## Records to process
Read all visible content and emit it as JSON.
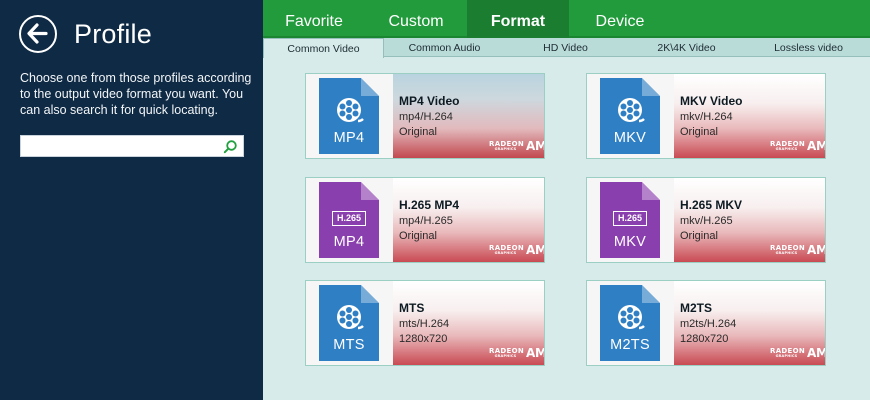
{
  "sidebar": {
    "title": "Profile",
    "description": "Choose one from those profiles according to the output video format you want. You can also search it for quick locating.",
    "search": {
      "value": "",
      "placeholder": ""
    }
  },
  "tabs": [
    {
      "label": "Favorite",
      "active": false
    },
    {
      "label": "Custom",
      "active": false
    },
    {
      "label": "Format",
      "active": true
    },
    {
      "label": "Device",
      "active": false
    }
  ],
  "subtabs": [
    {
      "label": "Common Video",
      "active": true
    },
    {
      "label": "Common Audio",
      "active": false
    },
    {
      "label": "HD Video",
      "active": false
    },
    {
      "label": "2K\\4K Video",
      "active": false
    },
    {
      "label": "Lossless video",
      "active": false
    }
  ],
  "profiles": [
    {
      "name": "MP4 Video",
      "codec": "mp4/H.264",
      "extra": "Original",
      "icon_label": "MP4",
      "icon_badge": "",
      "icon_color": "#2f7fc4",
      "selected": true
    },
    {
      "name": "MKV Video",
      "codec": "mkv/H.264",
      "extra": "Original",
      "icon_label": "MKV",
      "icon_badge": "",
      "icon_color": "#2f7fc4",
      "selected": false
    },
    {
      "name": "H.265 MP4",
      "codec": "mp4/H.265",
      "extra": "Original",
      "icon_label": "MP4",
      "icon_badge": "H.265",
      "icon_color": "#8a3fae",
      "selected": false
    },
    {
      "name": "H.265 MKV",
      "codec": "mkv/H.265",
      "extra": "Original",
      "icon_label": "MKV",
      "icon_badge": "H.265",
      "icon_color": "#8a3fae",
      "selected": false
    },
    {
      "name": "MTS",
      "codec": "mts/H.264",
      "extra": "1280x720",
      "icon_label": "MTS",
      "icon_badge": "",
      "icon_color": "#2f7fc4",
      "selected": false
    },
    {
      "name": "M2TS",
      "codec": "m2ts/H.264",
      "extra": "1280x720",
      "icon_label": "M2TS",
      "icon_badge": "",
      "icon_color": "#2f7fc4",
      "selected": false
    }
  ],
  "branding": {
    "radeon": "RADEON",
    "radeon_sub": "GRAPHICS",
    "amd": "AMD"
  },
  "colors": {
    "sidebar_bg": "#0f2a44",
    "tab_bar": "#229b3c",
    "content_bg": "#d7ecea",
    "video_icon": "#2f7fc4",
    "h265_icon": "#8a3fae",
    "amd_red": "#c94a53"
  }
}
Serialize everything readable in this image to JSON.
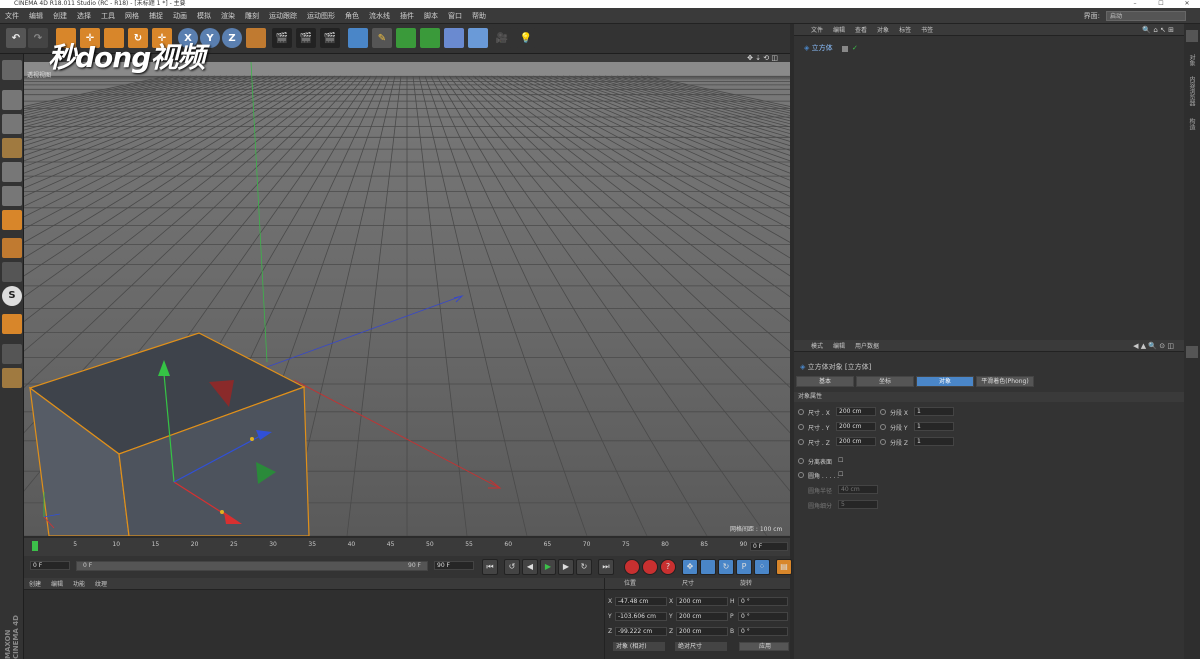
{
  "window": {
    "title": "CINEMA 4D R18.011 Studio (RC - R18) - [未标题 1 *] - 主要"
  },
  "menu": [
    "文件",
    "编辑",
    "创建",
    "选择",
    "工具",
    "网格",
    "捕捉",
    "动画",
    "模拟",
    "渲染",
    "雕刻",
    "运动跟踪",
    "运动图形",
    "角色",
    "流水线",
    "插件",
    "脚本",
    "窗口",
    "帮助"
  ],
  "layout": {
    "label": "界面:",
    "value": "启动"
  },
  "watermark": "秒dong视频",
  "viewport": {
    "label": "透视视图",
    "grid_spacing": "网格间距 : 100 cm"
  },
  "timeline": {
    "ticks": [
      "0",
      "5",
      "10",
      "15",
      "20",
      "25",
      "30",
      "35",
      "40",
      "45",
      "50",
      "55",
      "60",
      "65",
      "70",
      "75",
      "80",
      "85",
      "90"
    ],
    "current_frame": "0 F",
    "start": "0 F",
    "range_start": "0 F",
    "range_end": "90 F",
    "end": "90 F"
  },
  "material_manager": {
    "menu": [
      "创建",
      "编辑",
      "功能",
      "纹理"
    ]
  },
  "coordinates": {
    "headers": [
      "位置",
      "尺寸",
      "旋转"
    ],
    "rows": [
      {
        "axis": "X",
        "pos": "-47.48 cm",
        "size_axis": "X",
        "size": "200 cm",
        "rot_axis": "H",
        "rot": "0 °"
      },
      {
        "axis": "Y",
        "pos": "-103.606 cm",
        "size_axis": "Y",
        "size": "200 cm",
        "rot_axis": "P",
        "rot": "0 °"
      },
      {
        "axis": "Z",
        "pos": "-99.222 cm",
        "size_axis": "Z",
        "size": "200 cm",
        "rot_axis": "B",
        "rot": "0 °"
      }
    ],
    "mode": "对象 (相对)",
    "size_mode": "绝对尺寸",
    "apply": "应用"
  },
  "object_manager": {
    "menu": [
      "文件",
      "编辑",
      "查看",
      "对象",
      "标签",
      "书签"
    ],
    "objects": [
      {
        "name": "立方体"
      }
    ]
  },
  "attribute_manager": {
    "menu": [
      "模式",
      "编辑",
      "用户数据"
    ],
    "object_title": "立方体对象 [立方体]",
    "tabs": [
      "基本",
      "坐标",
      "对象",
      "平滑着色(Phong)"
    ],
    "active_tab": "对象",
    "section": "对象属性",
    "size_rows": [
      {
        "label": "尺寸 . X",
        "value": "200 cm",
        "seg_label": "分段 X",
        "seg": "1"
      },
      {
        "label": "尺寸 . Y",
        "value": "200 cm",
        "seg_label": "分段 Y",
        "seg": "1"
      },
      {
        "label": "尺寸 . Z",
        "value": "200 cm",
        "seg_label": "分段 Z",
        "seg": "1"
      }
    ],
    "separate_surfaces": "分离表面",
    "fillet": "圆角 . . . . .",
    "fillet_radius_label": "圆角半径",
    "fillet_radius": "40 cm",
    "fillet_subdiv_label": "圆角细分",
    "fillet_subdiv": "5"
  },
  "right_tabs": [
    "对象",
    "内容浏览器",
    "构造"
  ],
  "brand": "MAXON CINEMA 4D"
}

## Exercise instructions
Exactly as written, return every line of the listing, but not the pictures.

## Exercise answer
Read all visible content and emit it as JSON.
{
  "sidebar": {
    "title": "Profile",
    "description": "Choose one from those profiles according to the output video format you want. You can also search it for quick locating.",
    "search": {
      "value": "",
      "placeholder": ""
    }
  },
  "tabs": [
    {
      "label": "Favorite",
      "active": false
    },
    {
      "label": "Custom",
      "active": false
    },
    {
      "label": "Format",
      "active": true
    },
    {
      "label": "Device",
      "active": false
    }
  ],
  "subtabs": [
    {
      "label": "Common Video",
      "active": true
    },
    {
      "label": "Common Audio",
      "active": false
    },
    {
      "label": "HD Video",
      "active": false
    },
    {
      "label": "2K\\4K Video",
      "active": false
    },
    {
      "label": "Lossless video",
      "active": false
    }
  ],
  "profiles": [
    {
      "name": "MP4 Video",
      "codec": "mp4/H.264",
      "extra": "Original",
      "icon_label": "MP4",
      "icon_badge": "",
      "icon_color": "#2f7fc4",
      "selected": true
    },
    {
      "name": "MKV Video",
      "codec": "mkv/H.264",
      "extra": "Original",
      "icon_label": "MKV",
      "icon_badge": "",
      "icon_color": "#2f7fc4",
      "selected": false
    },
    {
      "name": "H.265 MP4",
      "codec": "mp4/H.265",
      "extra": "Original",
      "icon_label": "MP4",
      "icon_badge": "H.265",
      "icon_color": "#8a3fae",
      "selected": false
    },
    {
      "name": "H.265 MKV",
      "codec": "mkv/H.265",
      "extra": "Original",
      "icon_label": "MKV",
      "icon_badge": "H.265",
      "icon_color": "#8a3fae",
      "selected": false
    },
    {
      "name": "MTS",
      "codec": "mts/H.264",
      "extra": "1280x720",
      "icon_label": "MTS",
      "icon_badge": "",
      "icon_color": "#2f7fc4",
      "selected": false
    },
    {
      "name": "M2TS",
      "codec": "m2ts/H.264",
      "extra": "1280x720",
      "icon_label": "M2TS",
      "icon_badge": "",
      "icon_color": "#2f7fc4",
      "selected": false
    }
  ],
  "branding": {
    "radeon": "RADEON",
    "radeon_sub": "GRAPHICS",
    "amd": "AMD"
  },
  "colors": {
    "sidebar_bg": "#0f2a44",
    "tab_bar": "#229b3c",
    "content_bg": "#d7ecea",
    "video_icon": "#2f7fc4",
    "h265_icon": "#8a3fae",
    "amd_red": "#c94a53"
  }
}
Serialize everything readable in this image to JSON.
{
  "window": {
    "title": "CINEMA 4D R18.011 Studio (RC - R18) - [未标题 1 *] - 主要"
  },
  "menu": [
    "文件",
    "编辑",
    "创建",
    "选择",
    "工具",
    "网格",
    "捕捉",
    "动画",
    "模拟",
    "渲染",
    "雕刻",
    "运动跟踪",
    "运动图形",
    "角色",
    "流水线",
    "插件",
    "脚本",
    "窗口",
    "帮助"
  ],
  "layout": {
    "label": "界面:",
    "value": "启动"
  },
  "watermark": "秒dong视频",
  "viewport": {
    "label": "透视视图",
    "grid_spacing": "网格间距 : 100 cm"
  },
  "timeline": {
    "ticks": [
      "0",
      "5",
      "10",
      "15",
      "20",
      "25",
      "30",
      "35",
      "40",
      "45",
      "50",
      "55",
      "60",
      "65",
      "70",
      "75",
      "80",
      "85",
      "90"
    ],
    "current_frame": "0 F",
    "start": "0 F",
    "range_start": "0 F",
    "range_end": "90 F",
    "end": "90 F"
  },
  "material_manager": {
    "menu": [
      "创建",
      "编辑",
      "功能",
      "纹理"
    ]
  },
  "coordinates": {
    "headers": [
      "位置",
      "尺寸",
      "旋转"
    ],
    "rows": [
      {
        "axis": "X",
        "pos": "-47.48 cm",
        "size_axis": "X",
        "size": "200 cm",
        "rot_axis": "H",
        "rot": "0 °"
      },
      {
        "axis": "Y",
        "pos": "-103.606 cm",
        "size_axis": "Y",
        "size": "200 cm",
        "rot_axis": "P",
        "rot": "0 °"
      },
      {
        "axis": "Z",
        "pos": "-99.222 cm",
        "size_axis": "Z",
        "size": "200 cm",
        "rot_axis": "B",
        "rot": "0 °"
      }
    ],
    "mode": "对象 (相对)",
    "size_mode": "绝对尺寸",
    "apply": "应用"
  },
  "object_manager": {
    "menu": [
      "文件",
      "编辑",
      "查看",
      "对象",
      "标签",
      "书签"
    ],
    "objects": [
      {
        "name": "立方体"
      }
    ]
  },
  "attribute_manager": {
    "menu": [
      "模式",
      "编辑",
      "用户数据"
    ],
    "object_title": "立方体对象 [立方体]",
    "tabs": [
      "基本",
      "坐标",
      "对象",
      "平滑着色(Phong)"
    ],
    "active_tab": "对象",
    "section": "对象属性",
    "size_rows": [
      {
        "label": "尺寸 . X",
        "value": "200 cm",
        "seg_label": "分段 X",
        "seg": "1"
      },
      {
        "label": "尺寸 . Y",
        "value": "200 cm",
        "seg_label": "分段 Y",
        "seg": "1"
      },
      {
        "label": "尺寸 . Z",
        "value": "200 cm",
        "seg_label": "分段 Z",
        "seg": "1"
      }
    ],
    "separate_surfaces": "分离表面",
    "fillet": "圆角 . . . . .",
    "fillet_radius_label": "圆角半径",
    "fillet_radius": "40 cm",
    "fillet_subdiv_label": "圆角细分",
    "fillet_subdiv": "5"
  },
  "right_tabs": [
    "对象",
    "内容浏览器",
    "构造"
  ],
  "brand": "MAXON CINEMA 4D"
}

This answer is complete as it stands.